### Data section
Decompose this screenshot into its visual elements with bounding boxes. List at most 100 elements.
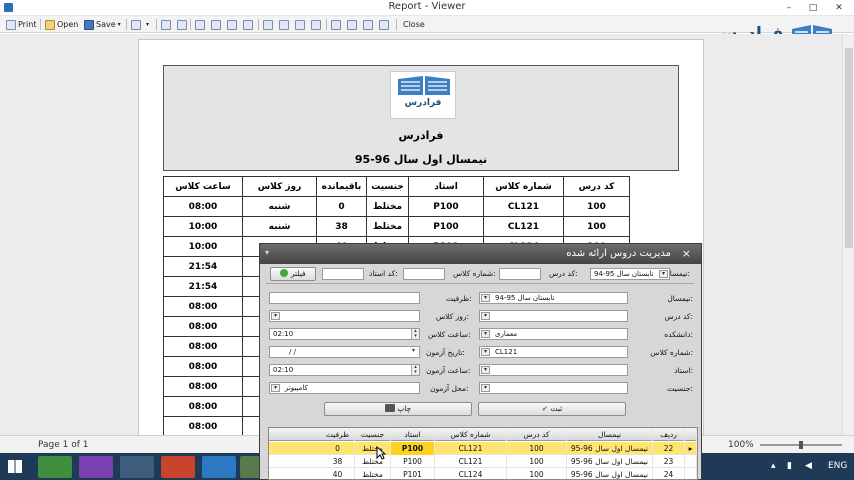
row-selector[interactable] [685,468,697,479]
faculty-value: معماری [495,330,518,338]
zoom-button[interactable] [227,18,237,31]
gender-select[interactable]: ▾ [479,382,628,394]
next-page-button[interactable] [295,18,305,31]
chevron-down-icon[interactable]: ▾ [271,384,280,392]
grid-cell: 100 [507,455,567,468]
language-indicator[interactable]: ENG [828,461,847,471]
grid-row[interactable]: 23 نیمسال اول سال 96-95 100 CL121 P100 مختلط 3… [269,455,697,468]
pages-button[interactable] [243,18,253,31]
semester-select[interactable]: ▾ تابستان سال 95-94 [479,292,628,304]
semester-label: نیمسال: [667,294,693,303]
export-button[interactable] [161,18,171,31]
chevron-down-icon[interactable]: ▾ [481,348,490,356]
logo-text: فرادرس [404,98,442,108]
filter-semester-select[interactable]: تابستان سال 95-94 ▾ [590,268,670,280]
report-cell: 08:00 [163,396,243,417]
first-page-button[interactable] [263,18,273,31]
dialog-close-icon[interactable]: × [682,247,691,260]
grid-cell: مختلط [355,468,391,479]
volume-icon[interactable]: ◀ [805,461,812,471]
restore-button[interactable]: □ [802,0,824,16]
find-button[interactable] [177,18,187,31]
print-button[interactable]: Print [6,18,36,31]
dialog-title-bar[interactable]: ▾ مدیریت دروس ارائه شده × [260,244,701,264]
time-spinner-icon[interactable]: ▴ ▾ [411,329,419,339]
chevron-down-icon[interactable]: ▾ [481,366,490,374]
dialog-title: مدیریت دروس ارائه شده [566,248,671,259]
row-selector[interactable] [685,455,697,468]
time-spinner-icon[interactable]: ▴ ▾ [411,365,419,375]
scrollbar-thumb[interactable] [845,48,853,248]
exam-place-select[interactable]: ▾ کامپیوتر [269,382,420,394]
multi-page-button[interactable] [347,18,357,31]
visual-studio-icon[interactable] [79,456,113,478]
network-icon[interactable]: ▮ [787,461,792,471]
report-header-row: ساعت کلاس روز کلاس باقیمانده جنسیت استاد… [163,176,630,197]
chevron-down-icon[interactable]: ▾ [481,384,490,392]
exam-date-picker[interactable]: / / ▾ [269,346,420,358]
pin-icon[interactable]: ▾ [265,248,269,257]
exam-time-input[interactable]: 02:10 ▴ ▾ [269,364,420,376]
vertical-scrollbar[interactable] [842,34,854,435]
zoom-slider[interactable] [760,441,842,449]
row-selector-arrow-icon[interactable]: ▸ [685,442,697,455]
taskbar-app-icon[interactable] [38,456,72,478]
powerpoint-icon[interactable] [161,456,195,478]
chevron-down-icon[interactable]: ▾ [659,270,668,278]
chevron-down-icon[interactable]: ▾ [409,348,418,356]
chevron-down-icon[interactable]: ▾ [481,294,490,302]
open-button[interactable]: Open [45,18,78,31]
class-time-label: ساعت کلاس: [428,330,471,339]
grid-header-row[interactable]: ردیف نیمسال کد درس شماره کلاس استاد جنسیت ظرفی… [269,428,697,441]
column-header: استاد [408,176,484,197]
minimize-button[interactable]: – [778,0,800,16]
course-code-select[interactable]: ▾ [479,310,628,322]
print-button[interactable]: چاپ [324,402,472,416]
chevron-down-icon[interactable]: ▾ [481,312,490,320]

### Exercise prompt
List every line of the items above that contains the string "visual". Case counts.

### Task result
Decompose this screenshot into its visual elements with bounding boxes. List at most 100 elements.
visual-studio-icon[interactable] [79,456,113,478]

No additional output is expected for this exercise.